> [Task requirements]
Where a line holds "prime", copy it.

> [Excerpted records]
_ _ _

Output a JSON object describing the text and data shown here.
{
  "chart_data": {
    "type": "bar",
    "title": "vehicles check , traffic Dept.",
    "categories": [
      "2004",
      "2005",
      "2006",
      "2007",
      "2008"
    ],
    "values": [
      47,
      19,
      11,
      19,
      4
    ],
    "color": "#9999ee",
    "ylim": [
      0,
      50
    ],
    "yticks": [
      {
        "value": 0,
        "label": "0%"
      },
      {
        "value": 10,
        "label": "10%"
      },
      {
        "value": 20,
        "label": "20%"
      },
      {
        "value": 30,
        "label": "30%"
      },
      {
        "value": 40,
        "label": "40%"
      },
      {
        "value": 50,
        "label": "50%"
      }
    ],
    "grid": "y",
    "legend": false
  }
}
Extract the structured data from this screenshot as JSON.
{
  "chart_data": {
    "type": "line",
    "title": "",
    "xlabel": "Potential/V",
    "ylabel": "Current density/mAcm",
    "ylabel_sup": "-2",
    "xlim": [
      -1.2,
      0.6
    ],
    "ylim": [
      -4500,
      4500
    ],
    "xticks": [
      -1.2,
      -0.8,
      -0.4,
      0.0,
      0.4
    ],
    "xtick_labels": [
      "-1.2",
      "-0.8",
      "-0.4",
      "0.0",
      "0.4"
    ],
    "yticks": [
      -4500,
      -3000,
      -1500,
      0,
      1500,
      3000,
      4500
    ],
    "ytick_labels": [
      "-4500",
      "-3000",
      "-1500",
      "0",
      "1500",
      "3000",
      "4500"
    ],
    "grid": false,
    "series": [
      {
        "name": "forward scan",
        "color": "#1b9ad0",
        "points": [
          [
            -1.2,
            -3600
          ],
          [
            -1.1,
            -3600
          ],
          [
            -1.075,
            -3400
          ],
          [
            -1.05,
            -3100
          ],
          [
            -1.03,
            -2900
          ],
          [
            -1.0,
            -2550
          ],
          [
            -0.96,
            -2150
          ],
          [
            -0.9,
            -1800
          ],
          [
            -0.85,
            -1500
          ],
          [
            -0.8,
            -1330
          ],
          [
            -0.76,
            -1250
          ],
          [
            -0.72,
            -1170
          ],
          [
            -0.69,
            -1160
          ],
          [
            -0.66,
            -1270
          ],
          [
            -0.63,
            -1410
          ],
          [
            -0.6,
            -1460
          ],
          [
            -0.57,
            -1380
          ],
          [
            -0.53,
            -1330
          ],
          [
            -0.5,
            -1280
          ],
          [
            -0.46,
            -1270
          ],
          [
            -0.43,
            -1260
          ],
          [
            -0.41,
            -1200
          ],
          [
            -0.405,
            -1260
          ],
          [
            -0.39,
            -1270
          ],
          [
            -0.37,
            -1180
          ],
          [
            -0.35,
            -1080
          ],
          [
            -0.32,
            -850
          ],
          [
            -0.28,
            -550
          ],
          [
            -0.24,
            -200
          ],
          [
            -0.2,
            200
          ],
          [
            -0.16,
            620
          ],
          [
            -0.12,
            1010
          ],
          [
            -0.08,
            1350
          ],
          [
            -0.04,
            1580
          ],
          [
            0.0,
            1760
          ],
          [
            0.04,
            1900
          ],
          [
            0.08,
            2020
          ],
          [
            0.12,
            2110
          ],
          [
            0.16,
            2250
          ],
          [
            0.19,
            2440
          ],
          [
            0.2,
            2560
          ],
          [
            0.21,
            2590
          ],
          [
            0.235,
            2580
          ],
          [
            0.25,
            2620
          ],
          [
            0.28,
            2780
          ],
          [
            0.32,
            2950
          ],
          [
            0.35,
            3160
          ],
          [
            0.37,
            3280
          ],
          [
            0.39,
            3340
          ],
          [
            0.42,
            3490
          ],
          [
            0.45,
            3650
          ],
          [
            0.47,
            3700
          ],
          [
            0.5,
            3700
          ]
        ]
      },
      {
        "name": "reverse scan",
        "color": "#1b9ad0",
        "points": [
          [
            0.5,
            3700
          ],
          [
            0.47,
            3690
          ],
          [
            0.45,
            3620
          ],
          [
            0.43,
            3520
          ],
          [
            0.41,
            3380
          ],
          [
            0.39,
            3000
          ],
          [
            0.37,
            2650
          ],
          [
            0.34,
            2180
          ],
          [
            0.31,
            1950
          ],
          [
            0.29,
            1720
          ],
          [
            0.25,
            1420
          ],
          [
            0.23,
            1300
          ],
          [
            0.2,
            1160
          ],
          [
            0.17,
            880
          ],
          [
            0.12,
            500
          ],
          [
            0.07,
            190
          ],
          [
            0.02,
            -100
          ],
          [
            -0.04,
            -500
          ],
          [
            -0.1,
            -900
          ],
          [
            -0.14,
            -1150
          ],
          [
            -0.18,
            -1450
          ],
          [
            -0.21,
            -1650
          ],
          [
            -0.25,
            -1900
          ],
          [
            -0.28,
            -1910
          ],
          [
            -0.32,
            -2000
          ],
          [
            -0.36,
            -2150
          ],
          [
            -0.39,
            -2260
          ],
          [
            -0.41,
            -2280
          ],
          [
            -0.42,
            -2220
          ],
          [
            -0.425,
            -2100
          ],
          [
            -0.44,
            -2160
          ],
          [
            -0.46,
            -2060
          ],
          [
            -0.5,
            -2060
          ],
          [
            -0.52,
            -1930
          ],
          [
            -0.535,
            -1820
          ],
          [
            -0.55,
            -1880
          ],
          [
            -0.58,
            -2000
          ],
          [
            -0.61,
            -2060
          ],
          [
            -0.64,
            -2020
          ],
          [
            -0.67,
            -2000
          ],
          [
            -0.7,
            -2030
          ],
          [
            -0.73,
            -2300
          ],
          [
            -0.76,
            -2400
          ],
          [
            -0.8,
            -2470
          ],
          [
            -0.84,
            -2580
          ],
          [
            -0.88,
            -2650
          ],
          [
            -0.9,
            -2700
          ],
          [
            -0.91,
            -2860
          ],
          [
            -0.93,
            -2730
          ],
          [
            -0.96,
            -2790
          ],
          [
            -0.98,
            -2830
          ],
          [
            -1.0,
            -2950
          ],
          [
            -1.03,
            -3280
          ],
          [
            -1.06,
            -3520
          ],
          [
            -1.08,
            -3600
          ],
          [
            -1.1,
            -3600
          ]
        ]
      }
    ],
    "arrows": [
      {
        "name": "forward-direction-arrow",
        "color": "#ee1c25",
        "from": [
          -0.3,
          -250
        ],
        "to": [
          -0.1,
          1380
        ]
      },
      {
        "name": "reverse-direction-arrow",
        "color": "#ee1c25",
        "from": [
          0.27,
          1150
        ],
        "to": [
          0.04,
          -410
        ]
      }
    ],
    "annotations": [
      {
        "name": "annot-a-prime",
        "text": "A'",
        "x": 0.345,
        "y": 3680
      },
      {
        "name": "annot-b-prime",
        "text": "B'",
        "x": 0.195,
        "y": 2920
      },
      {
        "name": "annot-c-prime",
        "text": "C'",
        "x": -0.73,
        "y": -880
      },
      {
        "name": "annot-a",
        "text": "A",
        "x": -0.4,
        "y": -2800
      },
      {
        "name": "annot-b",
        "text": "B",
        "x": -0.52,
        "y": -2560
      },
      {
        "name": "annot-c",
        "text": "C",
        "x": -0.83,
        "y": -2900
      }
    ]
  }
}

_ _ _

> [The solution]
        "name": "annot-a-prime",
        "name": "annot-b-prime",
        "name": "annot-c-prime",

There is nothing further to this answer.